Stated goal
Copy each line that contains the word "modulo".

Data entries
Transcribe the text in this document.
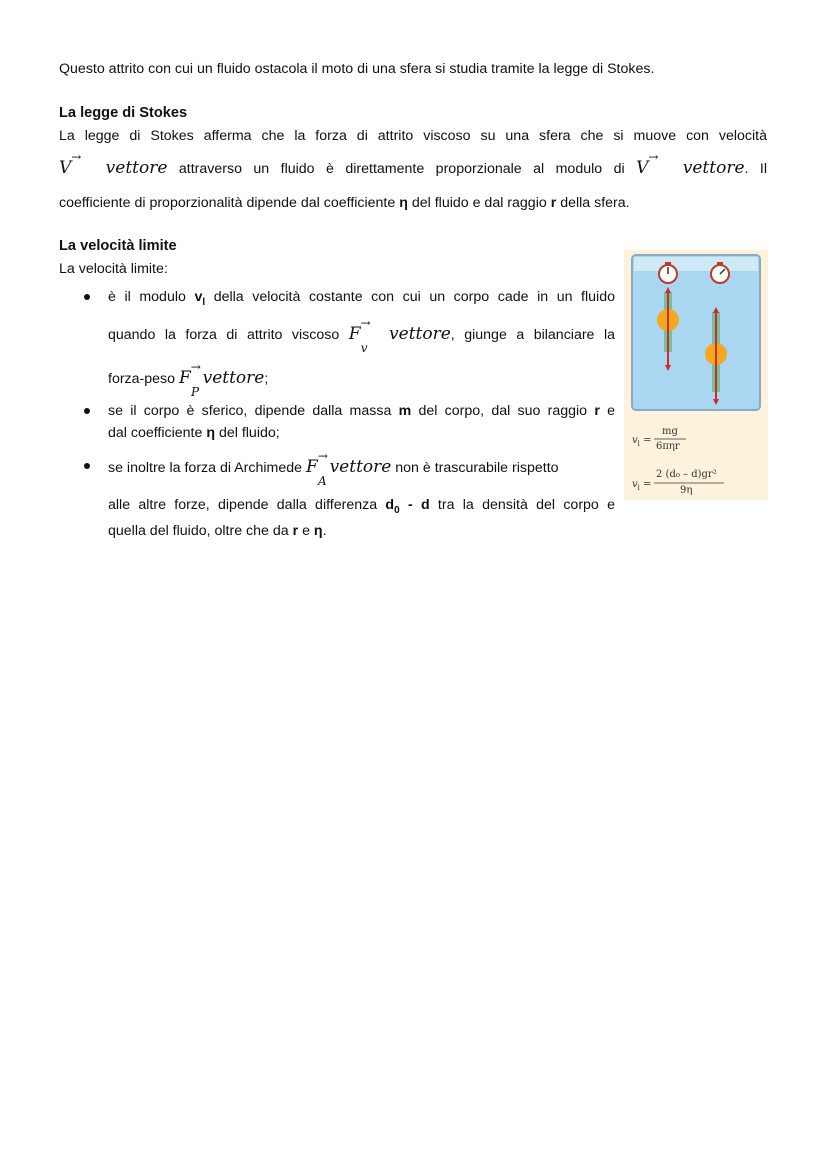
Questo attrito con cui un fluido ostacola il moto di una sfera si studia tramite la legge di Stokes.
La legge di Stokes
La legge di Stokes afferma che la forza di attrito viscoso su una sfera che si muove con velocità
V
→
vettore attraverso un fluido è direttamente proporzionale al modulo di V
→
vettore. Il
coefficiente di proporzionalità dipende dal coefficiente η del fluido e dal raggio r della sfera.
La velocità limite
La velocità limite:
è il modulo $v_l$ della velocità costante con cui un corpo cade in un fluido
quando la forza di attrito viscoso F
→
v
vettore, giunge a bilanciare la
forza-peso F
→
P
vettore;
se il corpo è sferico, dipende dalla massa m del corpo, dal suo raggio r e
dal coefficiente η del fluido;
se inoltre la forza di Archimede F
→
A
vettore non è trascurabile rispetto
alle altre forze, dipende dalla differenza $d_0$ - d tra la densità del corpo e
quella del fluido, oltre che da r e η.
$v_l$ =
mg
6πηr
$v_l$ =
2 (d₀ – d)gr²
9η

Output for this task
vettore attraverso un fluido è direttamente proporzionale al modulo di V
è il modulo $v_l$ della velocità costante con cui un corpo cade in un fluido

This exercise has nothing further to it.